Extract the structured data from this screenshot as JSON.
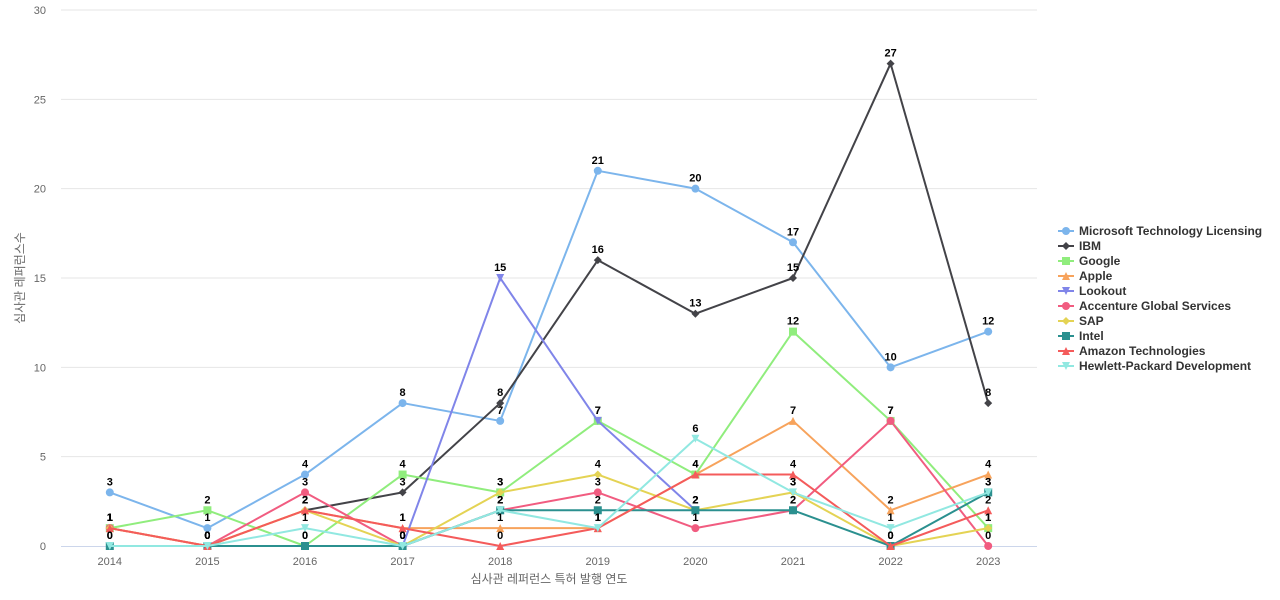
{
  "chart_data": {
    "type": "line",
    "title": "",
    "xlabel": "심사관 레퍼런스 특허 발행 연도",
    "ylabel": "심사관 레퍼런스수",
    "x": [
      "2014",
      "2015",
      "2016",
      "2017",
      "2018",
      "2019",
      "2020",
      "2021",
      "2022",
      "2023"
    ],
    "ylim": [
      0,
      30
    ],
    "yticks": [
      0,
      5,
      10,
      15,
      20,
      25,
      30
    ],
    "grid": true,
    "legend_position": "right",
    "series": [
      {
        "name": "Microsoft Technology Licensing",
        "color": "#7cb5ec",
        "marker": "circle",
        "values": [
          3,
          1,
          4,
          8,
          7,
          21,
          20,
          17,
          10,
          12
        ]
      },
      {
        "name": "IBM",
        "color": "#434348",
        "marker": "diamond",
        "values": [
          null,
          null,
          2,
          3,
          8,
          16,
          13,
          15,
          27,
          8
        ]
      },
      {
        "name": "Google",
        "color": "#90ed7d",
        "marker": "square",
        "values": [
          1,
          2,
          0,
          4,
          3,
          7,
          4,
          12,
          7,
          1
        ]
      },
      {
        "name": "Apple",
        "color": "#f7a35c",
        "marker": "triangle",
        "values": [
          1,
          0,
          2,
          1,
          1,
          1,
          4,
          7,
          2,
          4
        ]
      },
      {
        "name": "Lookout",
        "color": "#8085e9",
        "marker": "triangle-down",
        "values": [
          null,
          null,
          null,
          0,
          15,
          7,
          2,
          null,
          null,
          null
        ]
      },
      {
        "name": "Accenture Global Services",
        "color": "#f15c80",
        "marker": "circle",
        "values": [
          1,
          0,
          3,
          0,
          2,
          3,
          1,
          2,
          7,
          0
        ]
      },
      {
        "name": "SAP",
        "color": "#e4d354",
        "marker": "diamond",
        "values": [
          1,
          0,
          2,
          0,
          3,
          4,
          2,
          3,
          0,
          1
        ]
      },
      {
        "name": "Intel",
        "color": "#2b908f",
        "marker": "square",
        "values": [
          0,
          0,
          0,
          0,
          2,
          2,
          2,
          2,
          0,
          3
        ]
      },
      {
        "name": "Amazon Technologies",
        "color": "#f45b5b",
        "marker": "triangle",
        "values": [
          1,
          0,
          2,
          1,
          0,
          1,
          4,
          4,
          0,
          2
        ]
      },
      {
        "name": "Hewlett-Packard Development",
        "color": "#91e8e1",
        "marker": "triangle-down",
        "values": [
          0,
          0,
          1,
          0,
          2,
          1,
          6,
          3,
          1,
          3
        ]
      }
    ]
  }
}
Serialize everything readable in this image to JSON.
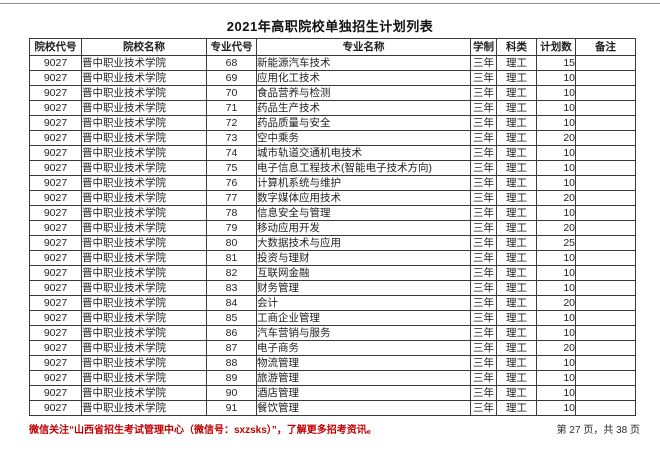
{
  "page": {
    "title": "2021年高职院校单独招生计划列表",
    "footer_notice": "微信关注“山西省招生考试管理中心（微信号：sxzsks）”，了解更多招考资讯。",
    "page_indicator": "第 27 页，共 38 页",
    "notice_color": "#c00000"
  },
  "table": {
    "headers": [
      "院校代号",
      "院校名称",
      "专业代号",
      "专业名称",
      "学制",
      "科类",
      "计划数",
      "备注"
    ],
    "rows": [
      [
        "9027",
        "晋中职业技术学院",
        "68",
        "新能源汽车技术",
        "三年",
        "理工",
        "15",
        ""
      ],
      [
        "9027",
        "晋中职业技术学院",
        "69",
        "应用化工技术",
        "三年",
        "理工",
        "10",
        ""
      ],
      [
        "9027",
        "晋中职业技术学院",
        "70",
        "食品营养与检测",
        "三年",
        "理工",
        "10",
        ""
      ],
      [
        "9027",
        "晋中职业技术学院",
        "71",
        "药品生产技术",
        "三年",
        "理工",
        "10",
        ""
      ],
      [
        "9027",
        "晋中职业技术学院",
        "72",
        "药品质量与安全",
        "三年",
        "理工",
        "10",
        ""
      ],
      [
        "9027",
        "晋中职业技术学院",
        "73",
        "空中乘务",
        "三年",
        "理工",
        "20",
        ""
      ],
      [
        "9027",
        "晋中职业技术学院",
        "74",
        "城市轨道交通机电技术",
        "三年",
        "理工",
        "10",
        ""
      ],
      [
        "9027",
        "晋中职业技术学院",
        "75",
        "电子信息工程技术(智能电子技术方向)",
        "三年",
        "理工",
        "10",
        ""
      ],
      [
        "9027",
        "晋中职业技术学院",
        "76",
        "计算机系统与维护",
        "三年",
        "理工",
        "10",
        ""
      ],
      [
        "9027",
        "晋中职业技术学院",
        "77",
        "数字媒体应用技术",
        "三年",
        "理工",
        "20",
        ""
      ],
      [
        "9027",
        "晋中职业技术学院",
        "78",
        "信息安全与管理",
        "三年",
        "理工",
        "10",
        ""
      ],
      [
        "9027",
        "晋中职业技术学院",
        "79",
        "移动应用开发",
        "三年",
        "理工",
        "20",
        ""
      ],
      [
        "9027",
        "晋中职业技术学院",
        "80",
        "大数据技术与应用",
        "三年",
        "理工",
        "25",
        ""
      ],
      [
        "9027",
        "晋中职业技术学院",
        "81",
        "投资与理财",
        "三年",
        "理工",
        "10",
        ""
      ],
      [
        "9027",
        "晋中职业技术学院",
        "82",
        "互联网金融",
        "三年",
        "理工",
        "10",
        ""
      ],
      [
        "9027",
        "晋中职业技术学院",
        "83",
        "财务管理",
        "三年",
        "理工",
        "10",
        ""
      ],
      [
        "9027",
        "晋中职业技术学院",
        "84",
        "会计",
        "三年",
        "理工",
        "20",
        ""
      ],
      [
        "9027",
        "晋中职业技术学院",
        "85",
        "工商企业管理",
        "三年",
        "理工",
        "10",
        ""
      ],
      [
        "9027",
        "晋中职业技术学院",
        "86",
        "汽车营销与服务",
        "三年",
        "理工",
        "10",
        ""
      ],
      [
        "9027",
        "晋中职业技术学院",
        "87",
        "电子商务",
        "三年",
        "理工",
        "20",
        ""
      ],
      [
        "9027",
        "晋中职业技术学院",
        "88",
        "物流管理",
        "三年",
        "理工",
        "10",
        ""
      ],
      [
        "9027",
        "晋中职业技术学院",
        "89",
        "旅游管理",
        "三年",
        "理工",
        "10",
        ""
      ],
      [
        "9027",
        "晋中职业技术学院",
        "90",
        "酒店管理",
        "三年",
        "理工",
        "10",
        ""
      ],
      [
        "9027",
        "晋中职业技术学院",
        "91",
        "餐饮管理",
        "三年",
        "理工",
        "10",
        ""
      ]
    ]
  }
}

▶ **Set problem**: Images in the records should not be copied. Repeat all the rest exactly.

▶ **Response**:
Extract the structured data from this screenshot as JSON.
{
  "chart_data": {
    "type": "line",
    "title": "",
    "xlabel": "심사관 레퍼런스 특허 발행 연도",
    "ylabel": "심사관 레퍼런스수",
    "x": [
      "2014",
      "2015",
      "2016",
      "2017",
      "2018",
      "2019",
      "2020",
      "2021",
      "2022",
      "2023"
    ],
    "ylim": [
      0,
      30
    ],
    "yticks": [
      0,
      5,
      10,
      15,
      20,
      25,
      30
    ],
    "grid": true,
    "legend_position": "right",
    "series": [
      {
        "name": "Microsoft Technology Licensing",
        "color": "#7cb5ec",
        "marker": "circle",
        "values": [
          3,
          1,
          4,
          8,
          7,
          21,
          20,
          17,
          10,
          12
        ]
      },
      {
        "name": "IBM",
        "color": "#434348",
        "marker": "diamond",
        "values": [
          null,
          null,
          2,
          3,
          8,
          16,
          13,
          15,
          27,
          8
        ]
      },
      {
        "name": "Google",
        "color": "#90ed7d",
        "marker": "square",
        "values": [
          1,
          2,
          0,
          4,
          3,
          7,
          4,
          12,
          7,
          1
        ]
      },
      {
        "name": "Apple",
        "color": "#f7a35c",
        "marker": "triangle",
        "values": [
          1,
          0,
          2,
          1,
          1,
          1,
          4,
          7,
          2,
          4
        ]
      },
      {
        "name": "Lookout",
        "color": "#8085e9",
        "marker": "triangle-down",
        "values": [
          null,
          null,
          null,
          0,
          15,
          7,
          2,
          null,
          null,
          null
        ]
      },
      {
        "name": "Accenture Global Services",
        "color": "#f15c80",
        "marker": "circle",
        "values": [
          1,
          0,
          3,
          0,
          2,
          3,
          1,
          2,
          7,
          0
        ]
      },
      {
        "name": "SAP",
        "color": "#e4d354",
        "marker": "diamond",
        "values": [
          1,
          0,
          2,
          0,
          3,
          4,
          2,
          3,
          0,
          1
        ]
      },
      {
        "name": "Intel",
        "color": "#2b908f",
        "marker": "square",
        "values": [
          0,
          0,
          0,
          0,
          2,
          2,
          2,
          2,
          0,
          3
        ]
      },
      {
        "name": "Amazon Technologies",
        "color": "#f45b5b",
        "marker": "triangle",
        "values": [
          1,
          0,
          2,
          1,
          0,
          1,
          4,
          4,
          0,
          2
        ]
      },
      {
        "name": "Hewlett-Packard Development",
        "color": "#91e8e1",
        "marker": "triangle-down",
        "values": [
          0,
          0,
          1,
          0,
          2,
          1,
          6,
          3,
          1,
          3
        ]
      }
    ]
  }
}
Serialize everything readable in this image to JSON.
{
  "page": {
    "title": "2021年高职院校单独招生计划列表",
    "footer_notice": "微信关注“山西省招生考试管理中心（微信号：sxzsks）”，了解更多招考资讯。",
    "page_indicator": "第 27 页，共 38 页",
    "notice_color": "#c00000"
  },
  "table": {
    "headers": [
      "院校代号",
      "院校名称",
      "专业代号",
      "专业名称",
      "学制",
      "科类",
      "计划数",
      "备注"
    ],
    "rows": [
      [
        "9027",
        "晋中职业技术学院",
        "68",
        "新能源汽车技术",
        "三年",
        "理工",
        "15",
        ""
      ],
      [
        "9027",
        "晋中职业技术学院",
        "69",
        "应用化工技术",
        "三年",
        "理工",
        "10",
        ""
      ],
      [
        "9027",
        "晋中职业技术学院",
        "70",
        "食品营养与检测",
        "三年",
        "理工",
        "10",
        ""
      ],
      [
        "9027",
        "晋中职业技术学院",
        "71",
        "药品生产技术",
        "三年",
        "理工",
        "10",
        ""
      ],
      [
        "9027",
        "晋中职业技术学院",
        "72",
        "药品质量与安全",
        "三年",
        "理工",
        "10",
        ""
      ],
      [
        "9027",
        "晋中职业技术学院",
        "73",
        "空中乘务",
        "三年",
        "理工",
        "20",
        ""
      ],
      [
        "9027",
        "晋中职业技术学院",
        "74",
        "城市轨道交通机电技术",
        "三年",
        "理工",
        "10",
        ""
      ],
      [
        "9027",
        "晋中职业技术学院",
        "75",
        "电子信息工程技术(智能电子技术方向)",
        "三年",
        "理工",
        "10",
        ""
      ],
      [
        "9027",
        "晋中职业技术学院",
        "76",
        "计算机系统与维护",
        "三年",
        "理工",
        "10",
        ""
      ],
      [
        "9027",
        "晋中职业技术学院",
        "77",
        "数字媒体应用技术",
        "三年",
        "理工",
        "20",
        ""
      ],
      [
        "9027",
        "晋中职业技术学院",
        "78",
        "信息安全与管理",
        "三年",
        "理工",
        "10",
        ""
      ],
      [
        "9027",
        "晋中职业技术学院",
        "79",
        "移动应用开发",
        "三年",
        "理工",
        "20",
        ""
      ],
      [
        "9027",
        "晋中职业技术学院",
        "80",
        "大数据技术与应用",
        "三年",
        "理工",
        "25",
        ""
      ],
      [
        "9027",
        "晋中职业技术学院",
        "81",
        "投资与理财",
        "三年",
        "理工",
        "10",
        ""
      ],
      [
        "9027",
        "晋中职业技术学院",
        "82",
        "互联网金融",
        "三年",
        "理工",
        "10",
        ""
      ],
      [
        "9027",
        "晋中职业技术学院",
        "83",
        "财务管理",
        "三年",
        "理工",
        "10",
        ""
      ],
      [
        "9027",
        "晋中职业技术学院",
        "84",
        "会计",
        "三年",
        "理工",
        "20",
        ""
      ],
      [
        "9027",
        "晋中职业技术学院",
        "85",
        "工商企业管理",
        "三年",
        "理工",
        "10",
        ""
      ],
      [
        "9027",
        "晋中职业技术学院",
        "86",
        "汽车营销与服务",
        "三年",
        "理工",
        "10",
        ""
      ],
      [
        "9027",
        "晋中职业技术学院",
        "87",
        "电子商务",
        "三年",
        "理工",
        "20",
        ""
      ],
      [
        "9027",
        "晋中职业技术学院",
        "88",
        "物流管理",
        "三年",
        "理工",
        "10",
        ""
      ],
      [
        "9027",
        "晋中职业技术学院",
        "89",
        "旅游管理",
        "三年",
        "理工",
        "10",
        ""
      ],
      [
        "9027",
        "晋中职业技术学院",
        "90",
        "酒店管理",
        "三年",
        "理工",
        "10",
        ""
      ],
      [
        "9027",
        "晋中职业技术学院",
        "91",
        "餐饮管理",
        "三年",
        "理工",
        "10",
        ""
      ]
    ]
  }
}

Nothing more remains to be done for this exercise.